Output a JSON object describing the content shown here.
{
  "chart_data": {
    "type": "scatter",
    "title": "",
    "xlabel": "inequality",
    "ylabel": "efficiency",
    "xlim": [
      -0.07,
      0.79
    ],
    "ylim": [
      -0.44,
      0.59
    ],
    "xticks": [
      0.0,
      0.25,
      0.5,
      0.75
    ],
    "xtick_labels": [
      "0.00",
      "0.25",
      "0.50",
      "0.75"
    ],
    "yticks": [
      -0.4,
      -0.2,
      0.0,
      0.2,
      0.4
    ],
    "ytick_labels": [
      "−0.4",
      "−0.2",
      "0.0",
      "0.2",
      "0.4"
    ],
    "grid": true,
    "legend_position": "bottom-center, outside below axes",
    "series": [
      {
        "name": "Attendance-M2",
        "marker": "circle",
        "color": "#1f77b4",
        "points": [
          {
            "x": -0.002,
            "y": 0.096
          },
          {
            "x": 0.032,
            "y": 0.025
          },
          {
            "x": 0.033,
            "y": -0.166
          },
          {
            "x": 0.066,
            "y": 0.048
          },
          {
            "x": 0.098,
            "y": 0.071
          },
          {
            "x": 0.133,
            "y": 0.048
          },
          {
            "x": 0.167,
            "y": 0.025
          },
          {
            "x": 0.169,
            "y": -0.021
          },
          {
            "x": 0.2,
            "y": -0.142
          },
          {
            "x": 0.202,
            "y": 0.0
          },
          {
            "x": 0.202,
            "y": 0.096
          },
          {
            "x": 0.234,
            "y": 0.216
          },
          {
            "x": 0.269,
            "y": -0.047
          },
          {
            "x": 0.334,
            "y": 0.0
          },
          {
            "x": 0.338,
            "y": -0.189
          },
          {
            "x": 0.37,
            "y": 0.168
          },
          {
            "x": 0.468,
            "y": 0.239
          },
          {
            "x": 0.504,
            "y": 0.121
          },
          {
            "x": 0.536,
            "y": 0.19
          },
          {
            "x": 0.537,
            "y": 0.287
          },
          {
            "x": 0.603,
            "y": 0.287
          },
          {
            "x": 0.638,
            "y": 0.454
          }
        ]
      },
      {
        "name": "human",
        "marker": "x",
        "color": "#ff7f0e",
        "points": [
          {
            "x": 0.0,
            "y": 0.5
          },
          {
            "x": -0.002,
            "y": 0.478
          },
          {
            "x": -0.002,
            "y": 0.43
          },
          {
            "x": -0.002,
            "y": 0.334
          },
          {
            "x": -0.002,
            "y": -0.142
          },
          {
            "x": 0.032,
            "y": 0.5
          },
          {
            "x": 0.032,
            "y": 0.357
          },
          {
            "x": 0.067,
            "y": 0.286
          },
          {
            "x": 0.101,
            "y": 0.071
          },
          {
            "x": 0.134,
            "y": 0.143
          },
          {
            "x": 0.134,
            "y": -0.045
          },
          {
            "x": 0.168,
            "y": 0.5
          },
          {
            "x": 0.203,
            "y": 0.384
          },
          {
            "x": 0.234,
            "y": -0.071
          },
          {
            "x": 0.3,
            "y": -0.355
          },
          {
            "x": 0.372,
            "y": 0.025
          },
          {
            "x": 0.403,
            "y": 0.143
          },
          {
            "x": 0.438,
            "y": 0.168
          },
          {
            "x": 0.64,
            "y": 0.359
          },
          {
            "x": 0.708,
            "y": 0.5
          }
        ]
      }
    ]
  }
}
____
**Written request:**
The lines above should be duplicated exactly.

**The response:**
Output a JSON object describing the content shown here.
{
  "chart_data": {
    "type": "scatter",
    "title": "",
    "xlabel": "inequality",
    "ylabel": "efficiency",
    "xlim": [
      -0.07,
      0.79
    ],
    "ylim": [
      -0.44,
      0.59
    ],
    "xticks": [
      0.0,
      0.25,
      0.5,
      0.75
    ],
    "xtick_labels": [
      "0.00",
      "0.25",
      "0.50",
      "0.75"
    ],
    "yticks": [
      -0.4,
      -0.2,
      0.0,
      0.2,
      0.4
    ],
    "ytick_labels": [
      "−0.4",
      "−0.2",
      "0.0",
      "0.2",
      "0.4"
    ],
    "grid": true,
    "legend_position": "bottom-center, outside below axes",
    "series": [
      {
        "name": "Attendance-M2",
        "marker": "circle",
        "color": "#1f77b4",
        "points": [
          {
            "x": -0.002,
            "y": 0.096
          },
          {
            "x": 0.032,
            "y": 0.025
          },
          {
            "x": 0.033,
            "y": -0.166
          },
          {
            "x": 0.066,
            "y": 0.048
          },
          {
            "x": 0.098,
            "y": 0.071
          },
          {
            "x": 0.133,
            "y": 0.048
          },
          {
            "x": 0.167,
            "y": 0.025
          },
          {
            "x": 0.169,
            "y": -0.021
          },
          {
            "x": 0.2,
            "y": -0.142
          },
          {
            "x": 0.202,
            "y": 0.0
          },
          {
            "x": 0.202,
            "y": 0.096
          },
          {
            "x": 0.234,
            "y": 0.216
          },
          {
            "x": 0.269,
            "y": -0.047
          },
          {
            "x": 0.334,
            "y": 0.0
          },
          {
            "x": 0.338,
            "y": -0.189
          },
          {
            "x": 0.37,
            "y": 0.168
          },
          {
            "x": 0.468,
            "y": 0.239
          },
          {
            "x": 0.504,
            "y": 0.121
          },
          {
            "x": 0.536,
            "y": 0.19
          },
          {
            "x": 0.537,
            "y": 0.287
          },
          {
            "x": 0.603,
            "y": 0.287
          },
          {
            "x": 0.638,
            "y": 0.454
          }
        ]
      },
      {
        "name": "human",
        "marker": "x",
        "color": "#ff7f0e",
        "points": [
          {
            "x": 0.0,
            "y": 0.5
          },
          {
            "x": -0.002,
            "y": 0.478
          },
          {
            "x": -0.002,
            "y": 0.43
          },
          {
            "x": -0.002,
            "y": 0.334
          },
          {
            "x": -0.002,
            "y": -0.142
          },
          {
            "x": 0.032,
            "y": 0.5
          },
          {
            "x": 0.032,
            "y": 0.357
          },
          {
            "x": 0.067,
            "y": 0.286
          },
          {
            "x": 0.101,
            "y": 0.071
          },
          {
            "x": 0.134,
            "y": 0.143
          },
          {
            "x": 0.134,
            "y": -0.045
          },
          {
            "x": 0.168,
            "y": 0.5
          },
          {
            "x": 0.203,
            "y": 0.384
          },
          {
            "x": 0.234,
            "y": -0.071
          },
          {
            "x": 0.3,
            "y": -0.355
          },
          {
            "x": 0.372,
            "y": 0.025
          },
          {
            "x": 0.403,
            "y": 0.143
          },
          {
            "x": 0.438,
            "y": 0.168
          },
          {
            "x": 0.64,
            "y": 0.359
          },
          {
            "x": 0.708,
            "y": 0.5
          }
        ]
      }
    ]
  }
}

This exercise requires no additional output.